** START DATASET EXCERPTS **
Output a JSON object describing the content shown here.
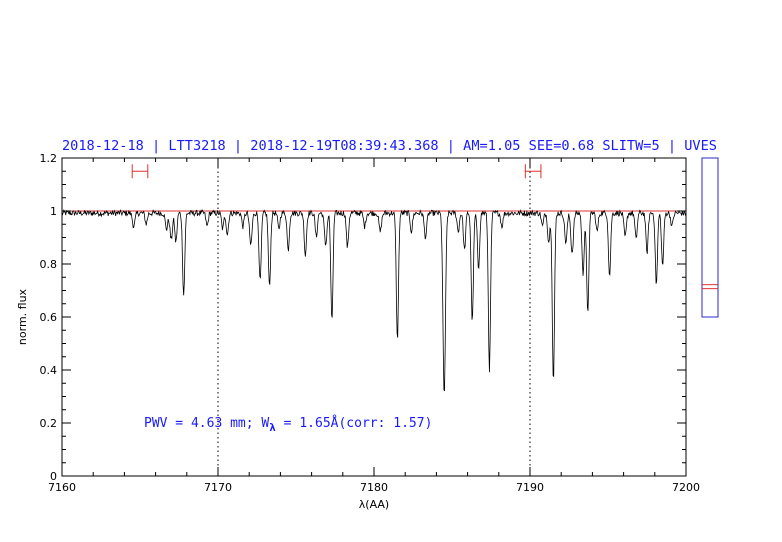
{
  "chart_data": {
    "type": "line",
    "title": "2018-12-18 | LTT3218 | 2018-12-19T08:39:43.368 | AM=1.05 SEE=0.68 SLITW=5 | UVES",
    "xlabel": "λ(AA)",
    "ylabel": "norm. flux",
    "xlim": [
      7160,
      7200
    ],
    "ylim": [
      0,
      1.2
    ],
    "x_ticks": [
      7160,
      7170,
      7180,
      7190,
      7200
    ],
    "x_tick_labels": [
      "7160",
      "7170",
      "7180",
      "7190",
      "7200"
    ],
    "y_ticks": [
      0,
      0.2,
      0.4,
      0.6,
      0.8,
      1,
      1.2
    ],
    "y_tick_labels": [
      "0",
      "0.2",
      "0.4",
      "0.6",
      "0.8",
      "1",
      "1.2"
    ],
    "grid": false,
    "reference_line": {
      "y": 1.0,
      "color": "#e03030"
    },
    "vertical_markers": [
      7170,
      7190
    ],
    "continuum_windows": [
      {
        "x1": 7164.5,
        "x2": 7165.5,
        "y": 1.15
      },
      {
        "x1": 7189.7,
        "x2": 7190.7,
        "y": 1.15
      }
    ],
    "annotation": {
      "prefix": "PWV = 4.63 mm; W",
      "sub": "λ",
      "suffix": " = 1.65Å(corr: 1.57)"
    },
    "colors": {
      "title": "#1a1aff",
      "annotation": "#1a1aff",
      "markers": "#e03030",
      "spectrum": "#000000",
      "side_box": "#2a2ad0"
    },
    "side_panel": {
      "ylim": [
        0,
        1.2
      ],
      "box_range": [
        0.6,
        1.2
      ],
      "marker_values": [
        0.707,
        0.722
      ]
    },
    "series": [
      {
        "continuum": 1.0,
        "absorption_lines": [
          [
            7164.6,
            0.05,
            0.08
          ],
          [
            7165.4,
            0.04,
            0.07
          ],
          [
            7166.7,
            0.06,
            0.08
          ],
          [
            7167.0,
            0.1,
            0.08
          ],
          [
            7167.3,
            0.11,
            0.07
          ],
          [
            7167.8,
            0.31,
            0.07
          ],
          [
            7169.3,
            0.05,
            0.07
          ],
          [
            7170.3,
            0.06,
            0.07
          ],
          [
            7170.6,
            0.08,
            0.07
          ],
          [
            7171.6,
            0.05,
            0.07
          ],
          [
            7172.1,
            0.12,
            0.08
          ],
          [
            7172.7,
            0.26,
            0.07
          ],
          [
            7173.3,
            0.28,
            0.07
          ],
          [
            7173.9,
            0.06,
            0.07
          ],
          [
            7174.5,
            0.14,
            0.07
          ],
          [
            7175.6,
            0.16,
            0.07
          ],
          [
            7176.3,
            0.09,
            0.07
          ],
          [
            7176.9,
            0.12,
            0.08
          ],
          [
            7177.3,
            0.41,
            0.07
          ],
          [
            7178.3,
            0.13,
            0.07
          ],
          [
            7179.4,
            0.05,
            0.07
          ],
          [
            7180.4,
            0.07,
            0.08
          ],
          [
            7181.5,
            0.48,
            0.07
          ],
          [
            7182.4,
            0.07,
            0.07
          ],
          [
            7183.3,
            0.09,
            0.08
          ],
          [
            7184.5,
            0.69,
            0.08
          ],
          [
            7185.4,
            0.07,
            0.07
          ],
          [
            7185.8,
            0.14,
            0.07
          ],
          [
            7186.3,
            0.41,
            0.07
          ],
          [
            7186.7,
            0.21,
            0.07
          ],
          [
            7187.4,
            0.59,
            0.07
          ],
          [
            7188.2,
            0.05,
            0.07
          ],
          [
            7190.8,
            0.05,
            0.07
          ],
          [
            7191.2,
            0.11,
            0.07
          ],
          [
            7191.5,
            0.64,
            0.07
          ],
          [
            7192.3,
            0.11,
            0.08
          ],
          [
            7192.7,
            0.15,
            0.08
          ],
          [
            7193.4,
            0.23,
            0.07
          ],
          [
            7193.7,
            0.38,
            0.07
          ],
          [
            7194.3,
            0.07,
            0.07
          ],
          [
            7195.1,
            0.24,
            0.07
          ],
          [
            7196.1,
            0.09,
            0.08
          ],
          [
            7196.8,
            0.1,
            0.07
          ],
          [
            7197.5,
            0.15,
            0.07
          ],
          [
            7198.1,
            0.27,
            0.07
          ],
          [
            7198.5,
            0.2,
            0.07
          ],
          [
            7199.1,
            0.05,
            0.07
          ]
        ]
      }
    ]
  }
}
** END DATASET EXCERPTS **
(TASK TO CARRY OUT) Determine how many lines of the listing above include the word "title", and report that number only.

(CORRECT OUTPUT) 2